Start of RECORD EXCERPTS

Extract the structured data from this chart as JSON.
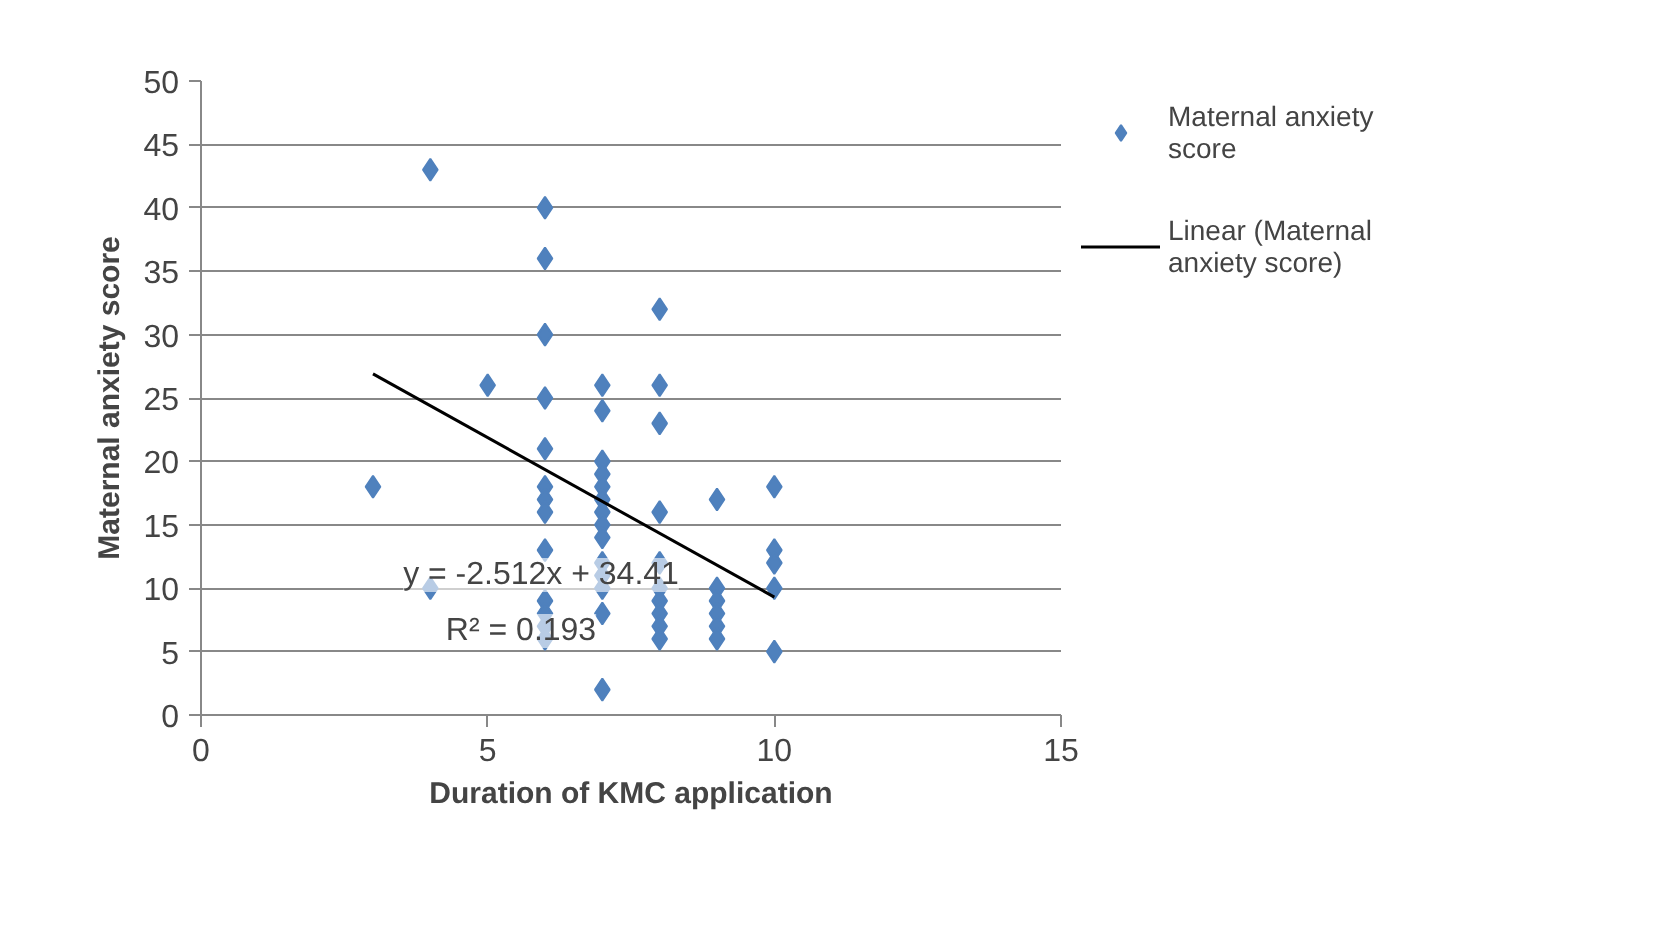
{
  "chart_data": {
    "type": "scatter",
    "xlabel": "Duration of KMC application",
    "ylabel": "Maternal anxiety score",
    "xlim": [
      0,
      15
    ],
    "xticks": [
      0,
      5,
      10,
      15
    ],
    "ylim": [
      0,
      50
    ],
    "yticks": [
      0,
      5,
      10,
      15,
      20,
      25,
      30,
      35,
      40,
      45,
      50
    ],
    "grid": "y",
    "legend": "right",
    "series": [
      {
        "name": "Maternal anxiety score",
        "color": "#4f81bd",
        "marker": "diamond",
        "x": [
          3,
          4,
          4,
          5,
          6,
          6,
          6,
          6,
          6,
          6,
          6,
          6,
          6,
          6,
          6,
          6,
          6,
          7,
          7,
          7,
          7,
          7,
          7,
          7,
          7,
          7,
          7,
          7,
          7,
          7,
          7,
          8,
          8,
          8,
          8,
          8,
          8,
          8,
          8,
          8,
          8,
          9,
          9,
          9,
          9,
          9,
          9,
          10,
          10,
          10,
          10,
          10
        ],
        "values": [
          18,
          43,
          10,
          26,
          40,
          36,
          30,
          25,
          21,
          18,
          17,
          16,
          13,
          9,
          8,
          7,
          6,
          26,
          24,
          20,
          19,
          18,
          17,
          16,
          15,
          14,
          12,
          11,
          10,
          8,
          2,
          32,
          26,
          23,
          16,
          12,
          10,
          9,
          8,
          7,
          6,
          17,
          10,
          9,
          8,
          7,
          6,
          18,
          13,
          12,
          10,
          5
        ]
      },
      {
        "name": "Linear (Maternal anxiety score)",
        "color": "#000000",
        "type": "line",
        "line_style": "solid",
        "x": [
          3,
          10
        ],
        "values": [
          26.9,
          9.3
        ]
      }
    ],
    "annotations": [
      "y = -2.512x + 34.41",
      "R² = 0.193"
    ]
  }
}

End of RECORD EXCERPTS

AIM
An exact transcription of all the entries is required, without the pictures.

FINISHED ANSWER
Extract the structured data from this chart as JSON.
{
  "chart_data": {
    "type": "scatter",
    "xlabel": "Duration of KMC application",
    "ylabel": "Maternal anxiety score",
    "xlim": [
      0,
      15
    ],
    "xticks": [
      0,
      5,
      10,
      15
    ],
    "ylim": [
      0,
      50
    ],
    "yticks": [
      0,
      5,
      10,
      15,
      20,
      25,
      30,
      35,
      40,
      45,
      50
    ],
    "grid": "y",
    "legend": "right",
    "series": [
      {
        "name": "Maternal anxiety score",
        "color": "#4f81bd",
        "marker": "diamond",
        "x": [
          3,
          4,
          4,
          5,
          6,
          6,
          6,
          6,
          6,
          6,
          6,
          6,
          6,
          6,
          6,
          6,
          6,
          7,
          7,
          7,
          7,
          7,
          7,
          7,
          7,
          7,
          7,
          7,
          7,
          7,
          7,
          8,
          8,
          8,
          8,
          8,
          8,
          8,
          8,
          8,
          8,
          9,
          9,
          9,
          9,
          9,
          9,
          10,
          10,
          10,
          10,
          10
        ],
        "values": [
          18,
          43,
          10,
          26,
          40,
          36,
          30,
          25,
          21,
          18,
          17,
          16,
          13,
          9,
          8,
          7,
          6,
          26,
          24,
          20,
          19,
          18,
          17,
          16,
          15,
          14,
          12,
          11,
          10,
          8,
          2,
          32,
          26,
          23,
          16,
          12,
          10,
          9,
          8,
          7,
          6,
          17,
          10,
          9,
          8,
          7,
          6,
          18,
          13,
          12,
          10,
          5
        ]
      },
      {
        "name": "Linear (Maternal anxiety score)",
        "color": "#000000",
        "type": "line",
        "line_style": "solid",
        "x": [
          3,
          10
        ],
        "values": [
          26.9,
          9.3
        ]
      }
    ],
    "annotations": [
      "y = -2.512x + 34.41",
      "R² = 0.193"
    ]
  }
}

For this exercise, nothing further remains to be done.